Sort through the entries below and pull out lines containing the word "JSON".

[START Raw data]

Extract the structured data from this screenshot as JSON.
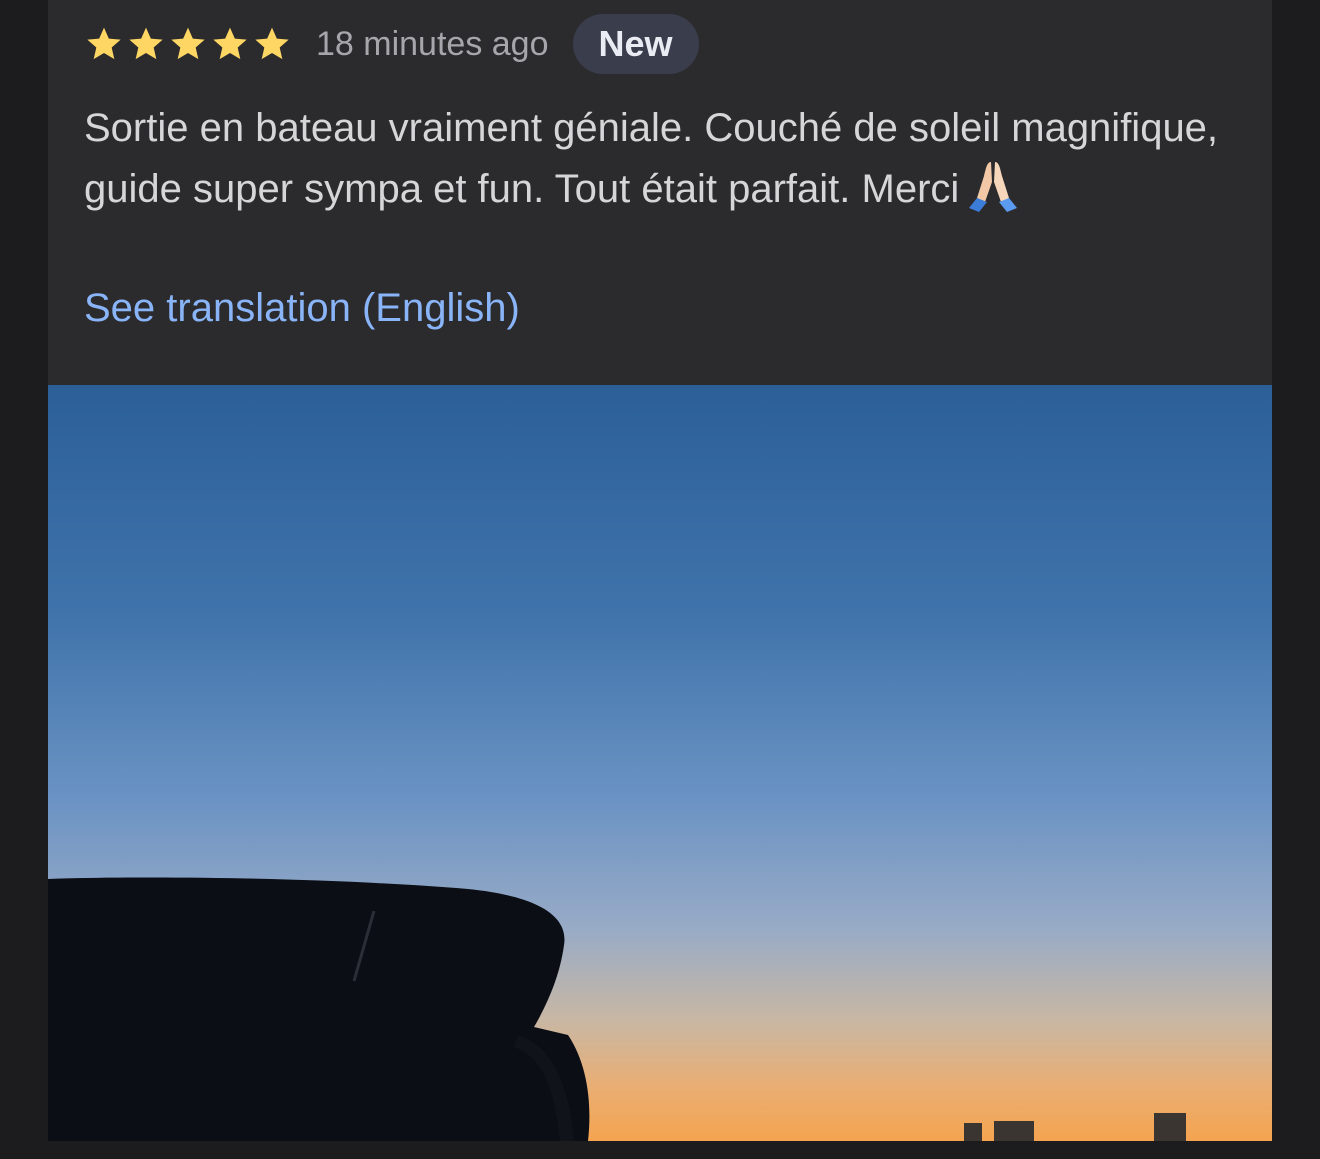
{
  "review": {
    "rating": 5,
    "max_rating": 5,
    "time_ago": "18 minutes ago",
    "badge": "New",
    "text": "Sortie en bateau vraiment géniale. Couché de soleil magnifique, guide super sympa et fun. Tout était parfait. Merci",
    "emoji_icon": "folded-hands-icon",
    "translation_link": "See translation (English)"
  },
  "colors": {
    "star": "#fdd663",
    "link": "#8ab4f8",
    "card_background": "#2b2b2d",
    "page_background": "#1c1c1e",
    "badge_background": "#3a3e4c"
  }
}
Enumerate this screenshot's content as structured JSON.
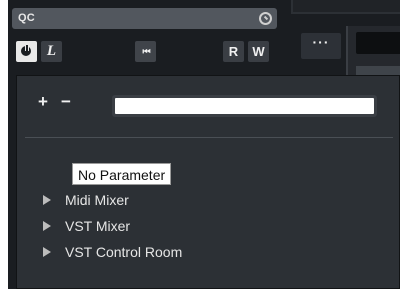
{
  "quick_controls": {
    "title": "QC",
    "link_icon": "link-circle-icon",
    "power_icon": "power-icon",
    "learn_label": "L",
    "rewind_label": "⏮",
    "read_label": "R",
    "write_label": "W"
  },
  "right_panel": {
    "more_label": "···"
  },
  "parameter_popup": {
    "add_label": "+",
    "remove_label": "−",
    "search_value": "",
    "tooltip": "No Parameter",
    "tree_items": [
      {
        "label": "Midi Mixer",
        "expand_icon": "triangle-right-icon"
      },
      {
        "label": "VST Mixer",
        "expand_icon": "triangle-right-icon"
      },
      {
        "label": "VST Control Room",
        "expand_icon": "triangle-right-icon"
      }
    ]
  }
}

[END Raw data]

## [Complete answer]
Extract the structured data from this screenshot as JSON.
Enumerate this screenshot's content as structured JSON.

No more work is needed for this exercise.